◆ **What to work on**
Reproduce verbatim the lines from the line containing "rated-voltage-value: D.C. 36" up to and including the line containing "note-item (116, 1477, 1136, 1523)".

◆ **Provided entries**
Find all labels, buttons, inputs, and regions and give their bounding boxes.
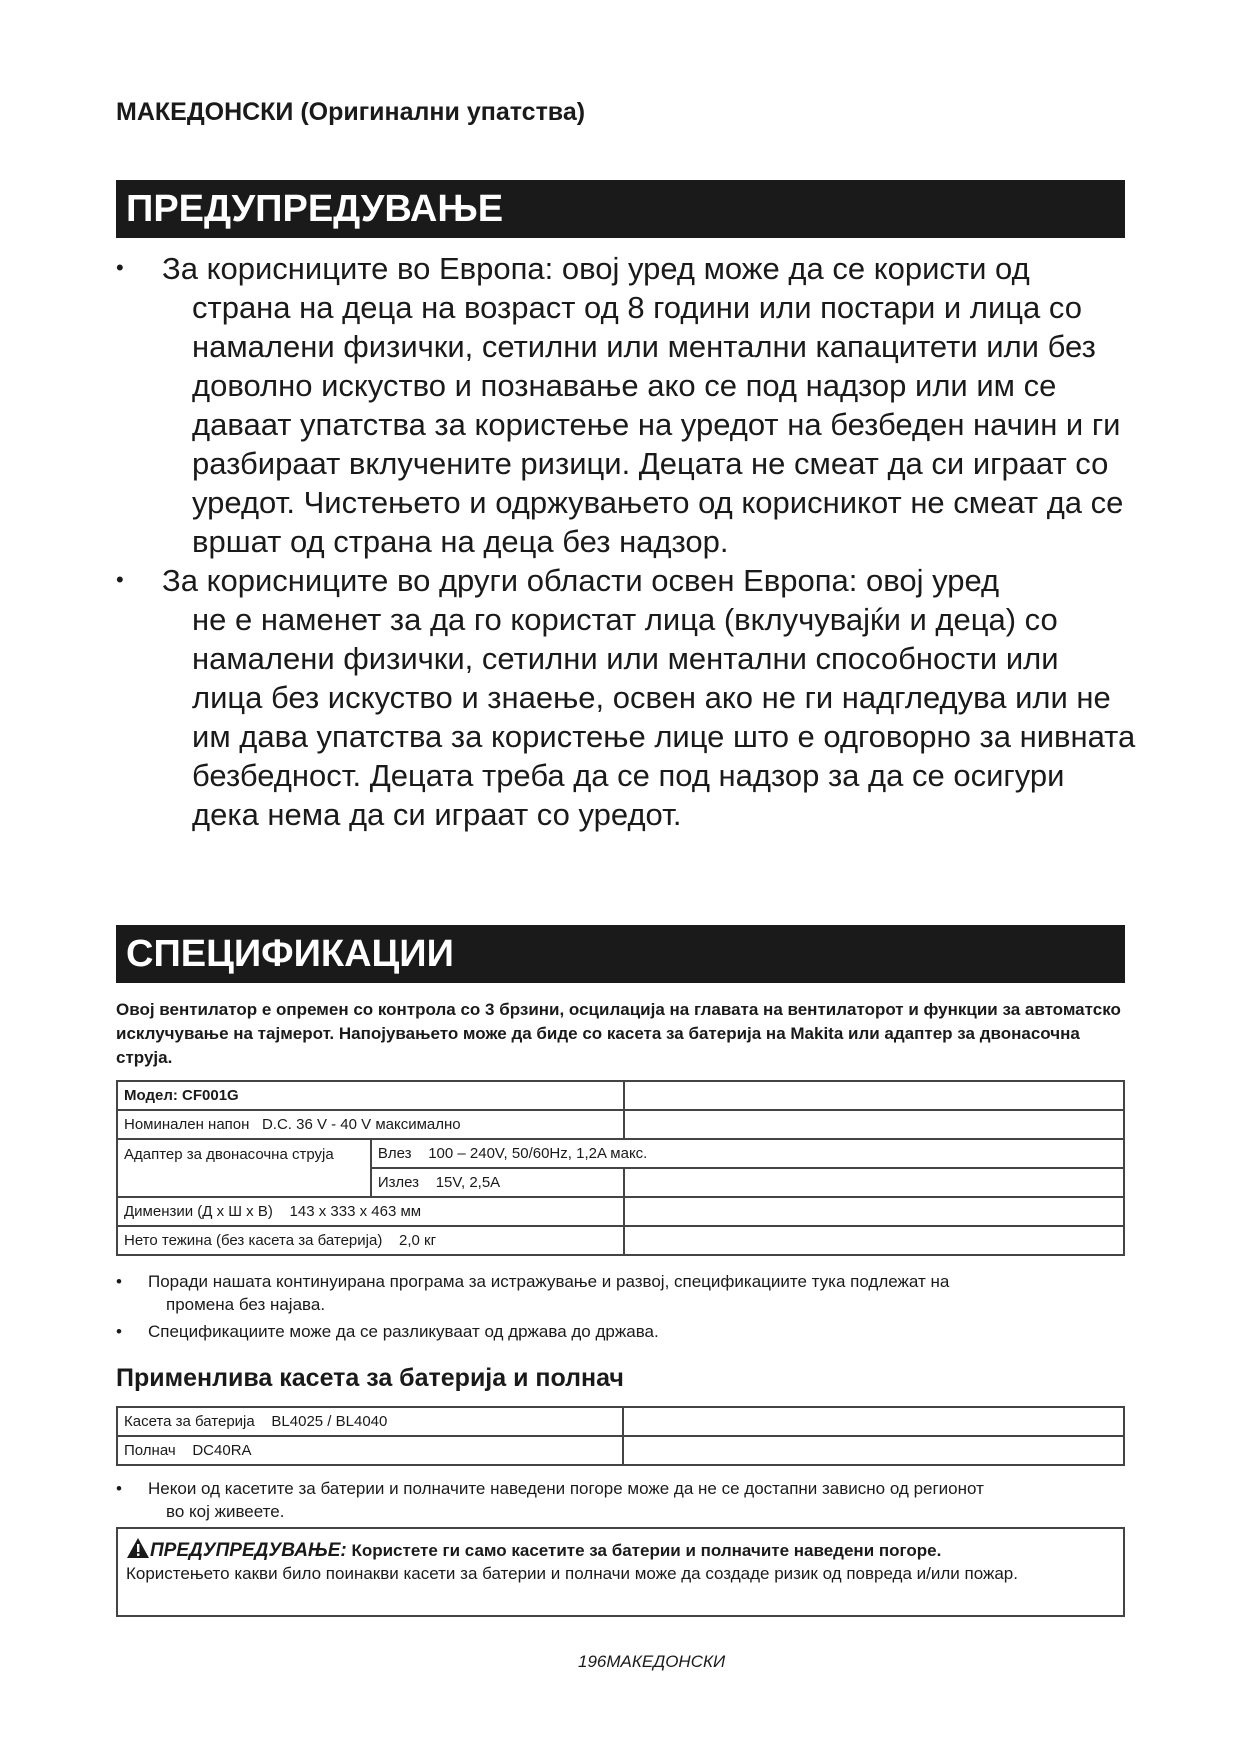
rated-voltage-value: D.C. 36 V - 40 V максимално (261, 1116, 461, 1133)
note-continuation: во кој живеете. (166, 1502, 285, 1521)
empty-cell (624, 1226, 1125, 1255)
warning-triangle-icon (126, 1537, 150, 1559)
model-cell (117, 1081, 624, 1110)
warning-box-body: Користењето какви било поинакви касети за батерии и полначи може да создаде ризик од повреда и/или пожар. (126, 1564, 1018, 1583)
note-first-line: Поради нашата континуирана програма за истражување и развој, спецификациите тука подлежат на (148, 1272, 950, 1291)
note-item (116, 1477, 1136, 1523)
bullet-first-line: За корисниците во Европа: овој уред може да се користи од (162, 251, 1030, 286)
document-language-title: МАКЕДОНСКИ (Оригинални упатства) (116, 98, 586, 126)
note-first-line: Спецификациите може да се разликуваат од држава до држава. (148, 1322, 659, 1341)
empty-cell (624, 1110, 1125, 1139)
dimensions-label: Димензии (Д x Ш x В) (124, 1203, 273, 1220)
adapter-label: Адаптер за двонасочна струја (117, 1139, 371, 1197)
specifications-intro: Овој вентилатор е опремен со контрола со 3 брзини, осцилација на главата на вентилаторот и функции за автоматско исклучување на тајмерот. Напојувањето може да биде со касета за батерија на Makita или адаптер за двонасочна струја. (116, 1000, 1121, 1067)
cartridge-cell (117, 1407, 623, 1436)
note-item (116, 1270, 1136, 1316)
bullet-dot: • (116, 567, 124, 592)
net-weight-value: 2,0 кг (399, 1232, 437, 1249)
warning-bullet-list (116, 249, 1136, 834)
empty-cell (624, 1197, 1125, 1226)
empty-cell (623, 1436, 1124, 1465)
output-label: Излез (377, 1174, 420, 1191)
table-row (117, 1081, 1124, 1110)
note-continuation: промена без најава. (166, 1295, 326, 1314)
dimensions-value: 143 x 333 x 463 мм (289, 1203, 422, 1220)
warning-section-heading: ПРЕДУПРЕДУВАЊЕ (116, 180, 1125, 238)
empty-cell (624, 1081, 1125, 1110)
rated-voltage-label: Номинален напон (124, 1116, 250, 1133)
net-weight-cell (117, 1226, 624, 1255)
empty-cell (624, 1168, 1125, 1197)
bullet-dot: • (116, 255, 124, 280)
note-item (116, 1320, 1136, 1343)
cartridge-value: BL4025 / BL4040 (271, 1413, 388, 1430)
warning-box (116, 1527, 1125, 1617)
cartridge-label: Касета за батерија (124, 1413, 255, 1430)
adapter-output-cell (371, 1168, 624, 1197)
bullet-dot: • (116, 1272, 122, 1291)
dimensions-cell (117, 1197, 624, 1226)
adapter-input-cell (371, 1139, 1124, 1168)
empty-cell (623, 1407, 1124, 1436)
specifications-heading: СПЕЦИФИКАЦИИ (116, 925, 1125, 983)
bullet-continuation: не е наменет за да го користат лица (вклучувајќи и деца) со намалени физички, сетилни или ментални способности или лица без искуство и знаење, освен ако не ги надгледува или не им дава упатства за користење лице што е одговорно за нивната безбедност. Децата треба да се под надзор за да се осигури дека нема да си играат со уредот. (192, 602, 1136, 832)
battery-section-heading: Применлива касета за батерија и полнач (116, 1364, 624, 1392)
warning-box-strong-text: Користете ги само касетите за батерии и полначите наведени погоре. (346, 1541, 942, 1560)
page-footer: 196МАКЕДОНСКИ (578, 1652, 726, 1671)
input-value: 100 – 240V, 50/60Hz, 1,2A макс. (428, 1145, 648, 1162)
table-row (117, 1110, 1124, 1139)
warning-bullet-other-regions (116, 561, 1136, 834)
note-first-line: Некои од касетите за батерии и полначите наведени погоре може да не се достапни зависно од регионот (148, 1479, 984, 1498)
specifications-notes (116, 1270, 1136, 1347)
bullet-continuation: страна на деца на возраст од 8 години или постари и лица со намалени физички, сетилни или ментални капацитети или без доволно искуство и познавање ако се под надзор или им се даваат упатства за користење на уредот на безбеден начин и ги разбираат вклучените ризици. Децата не смеат да си играат со уредот. Чистењето и одржувањето од корисникот не смеат да се вршат од страна на деца без надзор. (192, 290, 1124, 559)
table-row (117, 1139, 1124, 1168)
output-value: 15V, 2,5A (435, 1174, 501, 1191)
net-weight-label: Нето тежина (без касета за батерија) (124, 1232, 383, 1249)
table-row (117, 1197, 1124, 1226)
bullet-dot: • (116, 1479, 122, 1498)
bullet-first-line: За корисниците во други области освен Европа: овој уред (162, 563, 1000, 598)
specifications-table (116, 1080, 1125, 1256)
warning-box-label: ПРЕДУПРЕДУВАЊЕ: (150, 1540, 347, 1561)
table-row (117, 1226, 1124, 1255)
rated-voltage-cell (117, 1110, 624, 1139)
warning-box-headline (126, 1537, 1115, 1562)
charger-label: Полнач (124, 1442, 176, 1459)
battery-notes (116, 1477, 1136, 1527)
model-label: Модел: (124, 1087, 178, 1104)
input-label: Влез (377, 1145, 412, 1162)
table-row (117, 1407, 1124, 1436)
charger-value: DC40RA (192, 1442, 252, 1459)
warning-bullet-europe (116, 249, 1136, 561)
table-row (117, 1436, 1124, 1465)
battery-table (116, 1406, 1125, 1466)
model-value: CF001G (182, 1087, 239, 1104)
bullet-dot: • (116, 1322, 122, 1341)
charger-cell (117, 1436, 623, 1465)
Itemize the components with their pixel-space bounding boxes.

◆ **Full output**
rated-voltage-value: D.C. 36 V - 40 V максимално (261, 1116, 461, 1133)
note-continuation: во кој живеете. (166, 1502, 285, 1521)
empty-cell (624, 1226, 1125, 1255)
warning-triangle-icon (126, 1537, 150, 1559)
model-cell (117, 1081, 624, 1110)
warning-box-body: Користењето какви било поинакви касети за батерии и полначи може да создаде ризик од повреда и/или пожар. (126, 1564, 1018, 1583)
note-first-line: Поради нашата континуирана програма за истражување и развој, спецификациите тука подлежат на (148, 1272, 950, 1291)
note-item (116, 1477, 1136, 1523)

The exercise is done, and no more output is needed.